─── Record list

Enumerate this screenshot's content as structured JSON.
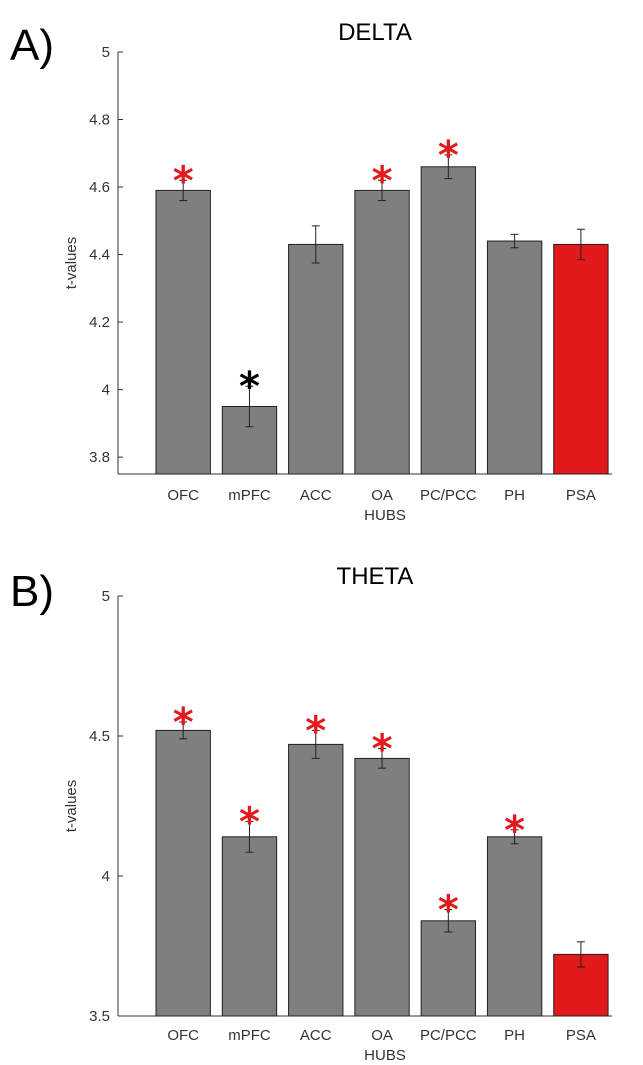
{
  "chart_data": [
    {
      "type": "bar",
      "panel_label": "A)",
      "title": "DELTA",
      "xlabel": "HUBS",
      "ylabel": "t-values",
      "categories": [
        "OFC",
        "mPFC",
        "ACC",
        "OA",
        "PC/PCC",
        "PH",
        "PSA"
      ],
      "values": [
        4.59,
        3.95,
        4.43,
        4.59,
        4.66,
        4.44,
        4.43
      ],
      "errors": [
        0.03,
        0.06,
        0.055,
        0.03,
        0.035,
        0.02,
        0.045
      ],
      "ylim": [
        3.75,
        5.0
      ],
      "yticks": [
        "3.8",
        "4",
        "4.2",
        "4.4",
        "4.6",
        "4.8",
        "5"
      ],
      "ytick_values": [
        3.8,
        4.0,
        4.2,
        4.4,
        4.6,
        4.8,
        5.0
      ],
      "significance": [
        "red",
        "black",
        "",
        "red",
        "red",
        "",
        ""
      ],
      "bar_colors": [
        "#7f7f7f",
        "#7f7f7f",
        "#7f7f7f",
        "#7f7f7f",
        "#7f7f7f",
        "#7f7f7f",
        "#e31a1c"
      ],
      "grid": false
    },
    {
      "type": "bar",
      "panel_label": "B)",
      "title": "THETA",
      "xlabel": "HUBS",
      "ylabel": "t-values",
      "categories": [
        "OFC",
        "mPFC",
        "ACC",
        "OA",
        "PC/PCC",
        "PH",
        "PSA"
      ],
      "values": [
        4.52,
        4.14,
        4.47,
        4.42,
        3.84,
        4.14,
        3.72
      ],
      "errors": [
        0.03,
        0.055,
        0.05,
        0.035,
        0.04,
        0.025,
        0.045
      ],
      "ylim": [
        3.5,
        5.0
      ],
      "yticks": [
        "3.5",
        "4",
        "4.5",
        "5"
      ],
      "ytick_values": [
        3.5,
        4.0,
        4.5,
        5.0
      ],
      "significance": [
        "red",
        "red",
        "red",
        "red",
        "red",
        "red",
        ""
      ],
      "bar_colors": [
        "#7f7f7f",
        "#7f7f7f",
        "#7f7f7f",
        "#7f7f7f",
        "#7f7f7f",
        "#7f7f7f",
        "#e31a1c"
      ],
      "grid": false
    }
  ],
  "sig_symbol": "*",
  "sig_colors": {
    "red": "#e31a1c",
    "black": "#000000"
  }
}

──────

Aim of the exercise: Copy out all of the data word for word. Do not carry over any picture.

In response:
Enumerate this screenshot's content as structured JSON.
{
  "chart_data": [
    {
      "type": "bar",
      "panel_label": "A)",
      "title": "DELTA",
      "xlabel": "HUBS",
      "ylabel": "t-values",
      "categories": [
        "OFC",
        "mPFC",
        "ACC",
        "OA",
        "PC/PCC",
        "PH",
        "PSA"
      ],
      "values": [
        4.59,
        3.95,
        4.43,
        4.59,
        4.66,
        4.44,
        4.43
      ],
      "errors": [
        0.03,
        0.06,
        0.055,
        0.03,
        0.035,
        0.02,
        0.045
      ],
      "ylim": [
        3.75,
        5.0
      ],
      "yticks": [
        "3.8",
        "4",
        "4.2",
        "4.4",
        "4.6",
        "4.8",
        "5"
      ],
      "ytick_values": [
        3.8,
        4.0,
        4.2,
        4.4,
        4.6,
        4.8,
        5.0
      ],
      "significance": [
        "red",
        "black",
        "",
        "red",
        "red",
        "",
        ""
      ],
      "bar_colors": [
        "#7f7f7f",
        "#7f7f7f",
        "#7f7f7f",
        "#7f7f7f",
        "#7f7f7f",
        "#7f7f7f",
        "#e31a1c"
      ],
      "grid": false
    },
    {
      "type": "bar",
      "panel_label": "B)",
      "title": "THETA",
      "xlabel": "HUBS",
      "ylabel": "t-values",
      "categories": [
        "OFC",
        "mPFC",
        "ACC",
        "OA",
        "PC/PCC",
        "PH",
        "PSA"
      ],
      "values": [
        4.52,
        4.14,
        4.47,
        4.42,
        3.84,
        4.14,
        3.72
      ],
      "errors": [
        0.03,
        0.055,
        0.05,
        0.035,
        0.04,
        0.025,
        0.045
      ],
      "ylim": [
        3.5,
        5.0
      ],
      "yticks": [
        "3.5",
        "4",
        "4.5",
        "5"
      ],
      "ytick_values": [
        3.5,
        4.0,
        4.5,
        5.0
      ],
      "significance": [
        "red",
        "red",
        "red",
        "red",
        "red",
        "red",
        ""
      ],
      "bar_colors": [
        "#7f7f7f",
        "#7f7f7f",
        "#7f7f7f",
        "#7f7f7f",
        "#7f7f7f",
        "#7f7f7f",
        "#e31a1c"
      ],
      "grid": false
    }
  ],
  "sig_symbol": "*",
  "sig_colors": {
    "red": "#e31a1c",
    "black": "#000000"
  }
}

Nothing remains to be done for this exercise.